Entries supplied:
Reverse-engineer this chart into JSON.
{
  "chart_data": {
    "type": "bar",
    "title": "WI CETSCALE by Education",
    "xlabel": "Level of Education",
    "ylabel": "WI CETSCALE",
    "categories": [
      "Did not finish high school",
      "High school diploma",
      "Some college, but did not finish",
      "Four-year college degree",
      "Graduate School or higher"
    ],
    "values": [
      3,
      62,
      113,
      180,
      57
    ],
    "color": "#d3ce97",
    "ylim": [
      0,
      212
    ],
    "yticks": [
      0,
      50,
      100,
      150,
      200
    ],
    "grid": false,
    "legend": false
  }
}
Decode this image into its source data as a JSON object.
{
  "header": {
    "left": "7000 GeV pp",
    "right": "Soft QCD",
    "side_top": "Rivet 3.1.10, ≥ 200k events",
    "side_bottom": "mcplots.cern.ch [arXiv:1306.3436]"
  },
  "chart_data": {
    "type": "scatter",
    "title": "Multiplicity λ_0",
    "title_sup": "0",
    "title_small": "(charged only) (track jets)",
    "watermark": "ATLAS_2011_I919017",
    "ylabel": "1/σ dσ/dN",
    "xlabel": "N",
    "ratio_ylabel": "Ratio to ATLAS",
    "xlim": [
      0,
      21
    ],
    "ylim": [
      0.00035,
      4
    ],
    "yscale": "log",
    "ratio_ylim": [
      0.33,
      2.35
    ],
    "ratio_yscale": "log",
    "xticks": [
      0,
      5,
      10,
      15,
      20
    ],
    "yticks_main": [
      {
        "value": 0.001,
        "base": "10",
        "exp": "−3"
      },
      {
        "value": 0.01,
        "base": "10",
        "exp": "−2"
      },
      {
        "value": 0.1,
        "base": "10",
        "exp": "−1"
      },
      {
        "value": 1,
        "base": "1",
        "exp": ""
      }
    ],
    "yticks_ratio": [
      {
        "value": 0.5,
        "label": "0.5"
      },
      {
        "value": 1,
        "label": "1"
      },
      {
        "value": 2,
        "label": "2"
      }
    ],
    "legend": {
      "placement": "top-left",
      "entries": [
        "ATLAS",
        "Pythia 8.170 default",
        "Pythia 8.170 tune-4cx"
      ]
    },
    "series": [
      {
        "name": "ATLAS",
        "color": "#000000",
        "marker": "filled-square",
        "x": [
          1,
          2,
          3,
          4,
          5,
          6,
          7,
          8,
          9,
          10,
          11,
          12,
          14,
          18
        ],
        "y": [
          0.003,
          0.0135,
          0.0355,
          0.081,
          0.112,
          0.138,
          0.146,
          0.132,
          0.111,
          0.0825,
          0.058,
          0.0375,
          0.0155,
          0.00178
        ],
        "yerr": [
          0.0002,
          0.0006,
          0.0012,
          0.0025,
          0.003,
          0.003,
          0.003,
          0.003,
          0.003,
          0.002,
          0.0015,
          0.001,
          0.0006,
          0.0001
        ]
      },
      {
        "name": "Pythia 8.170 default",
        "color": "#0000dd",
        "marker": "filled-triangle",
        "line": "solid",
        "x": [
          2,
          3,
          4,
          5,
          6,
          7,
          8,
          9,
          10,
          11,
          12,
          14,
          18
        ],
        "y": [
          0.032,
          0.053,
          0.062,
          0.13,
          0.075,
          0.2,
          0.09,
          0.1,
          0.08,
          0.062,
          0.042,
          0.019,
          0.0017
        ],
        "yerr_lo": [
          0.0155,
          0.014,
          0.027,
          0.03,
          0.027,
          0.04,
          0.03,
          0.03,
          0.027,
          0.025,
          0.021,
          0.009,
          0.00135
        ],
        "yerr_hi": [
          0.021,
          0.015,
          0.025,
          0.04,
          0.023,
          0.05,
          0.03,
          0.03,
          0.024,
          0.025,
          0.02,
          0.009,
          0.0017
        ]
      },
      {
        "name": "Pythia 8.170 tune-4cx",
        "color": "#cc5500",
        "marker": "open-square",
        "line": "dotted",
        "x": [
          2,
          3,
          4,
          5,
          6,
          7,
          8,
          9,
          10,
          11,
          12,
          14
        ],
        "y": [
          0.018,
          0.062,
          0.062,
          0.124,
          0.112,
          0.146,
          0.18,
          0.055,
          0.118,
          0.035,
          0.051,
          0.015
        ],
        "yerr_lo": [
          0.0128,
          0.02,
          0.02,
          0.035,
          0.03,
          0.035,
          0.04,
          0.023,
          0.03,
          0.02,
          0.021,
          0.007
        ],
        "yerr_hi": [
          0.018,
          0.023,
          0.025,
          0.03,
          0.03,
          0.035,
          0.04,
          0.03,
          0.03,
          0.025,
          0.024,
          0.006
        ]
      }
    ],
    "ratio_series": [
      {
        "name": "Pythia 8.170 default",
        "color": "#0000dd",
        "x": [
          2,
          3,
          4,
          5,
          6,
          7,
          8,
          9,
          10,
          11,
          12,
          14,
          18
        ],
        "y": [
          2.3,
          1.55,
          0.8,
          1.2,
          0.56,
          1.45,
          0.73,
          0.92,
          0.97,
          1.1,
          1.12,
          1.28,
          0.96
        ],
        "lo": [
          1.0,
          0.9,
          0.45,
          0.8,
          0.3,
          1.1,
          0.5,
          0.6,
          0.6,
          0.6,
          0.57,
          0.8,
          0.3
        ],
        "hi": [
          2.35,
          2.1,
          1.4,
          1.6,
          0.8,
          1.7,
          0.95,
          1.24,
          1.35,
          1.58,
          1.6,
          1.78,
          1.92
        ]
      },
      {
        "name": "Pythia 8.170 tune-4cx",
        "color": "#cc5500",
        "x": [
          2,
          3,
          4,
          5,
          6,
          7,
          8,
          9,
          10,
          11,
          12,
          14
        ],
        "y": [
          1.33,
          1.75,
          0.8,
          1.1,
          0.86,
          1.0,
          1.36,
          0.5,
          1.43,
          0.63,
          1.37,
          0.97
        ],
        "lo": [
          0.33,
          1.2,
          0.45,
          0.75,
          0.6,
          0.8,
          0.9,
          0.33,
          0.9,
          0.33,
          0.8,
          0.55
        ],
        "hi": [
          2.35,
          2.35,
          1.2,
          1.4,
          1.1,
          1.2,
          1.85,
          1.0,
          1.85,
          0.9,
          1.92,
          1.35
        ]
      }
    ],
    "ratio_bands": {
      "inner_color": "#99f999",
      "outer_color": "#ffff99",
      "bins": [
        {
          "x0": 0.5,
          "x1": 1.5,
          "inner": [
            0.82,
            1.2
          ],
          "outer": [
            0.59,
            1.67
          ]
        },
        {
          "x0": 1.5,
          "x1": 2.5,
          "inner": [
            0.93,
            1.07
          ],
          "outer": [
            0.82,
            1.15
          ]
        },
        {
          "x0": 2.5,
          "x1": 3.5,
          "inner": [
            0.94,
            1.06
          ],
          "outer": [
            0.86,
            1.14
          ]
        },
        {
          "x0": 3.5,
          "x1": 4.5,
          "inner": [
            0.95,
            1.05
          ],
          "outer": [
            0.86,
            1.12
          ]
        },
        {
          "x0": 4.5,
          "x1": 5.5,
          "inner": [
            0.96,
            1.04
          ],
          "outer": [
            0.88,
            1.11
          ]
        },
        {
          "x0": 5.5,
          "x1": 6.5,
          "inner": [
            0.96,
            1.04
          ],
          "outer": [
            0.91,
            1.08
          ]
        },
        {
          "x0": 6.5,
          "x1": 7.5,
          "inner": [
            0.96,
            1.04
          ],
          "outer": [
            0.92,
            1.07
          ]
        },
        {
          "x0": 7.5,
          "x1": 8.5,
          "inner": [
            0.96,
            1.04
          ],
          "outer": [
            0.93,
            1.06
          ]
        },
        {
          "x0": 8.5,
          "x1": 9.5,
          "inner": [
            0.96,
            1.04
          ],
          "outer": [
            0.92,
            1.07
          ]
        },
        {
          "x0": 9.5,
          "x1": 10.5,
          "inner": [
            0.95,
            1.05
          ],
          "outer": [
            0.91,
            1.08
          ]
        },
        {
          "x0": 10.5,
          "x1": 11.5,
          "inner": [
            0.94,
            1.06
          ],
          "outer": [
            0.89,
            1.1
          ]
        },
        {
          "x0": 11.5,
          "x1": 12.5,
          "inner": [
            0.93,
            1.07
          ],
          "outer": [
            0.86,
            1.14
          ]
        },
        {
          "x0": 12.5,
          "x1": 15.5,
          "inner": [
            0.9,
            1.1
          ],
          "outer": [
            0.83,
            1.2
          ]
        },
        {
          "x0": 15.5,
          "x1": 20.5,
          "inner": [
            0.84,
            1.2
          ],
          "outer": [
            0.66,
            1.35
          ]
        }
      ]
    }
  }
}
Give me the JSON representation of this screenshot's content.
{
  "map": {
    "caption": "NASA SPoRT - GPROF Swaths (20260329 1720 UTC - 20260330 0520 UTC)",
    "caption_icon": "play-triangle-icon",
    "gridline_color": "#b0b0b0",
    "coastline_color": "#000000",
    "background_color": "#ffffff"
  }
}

Written problem: Write out every line of the preceding listing that contains "square".

Solved exercise:
        "marker": "filled-square",
        "marker": "open-square",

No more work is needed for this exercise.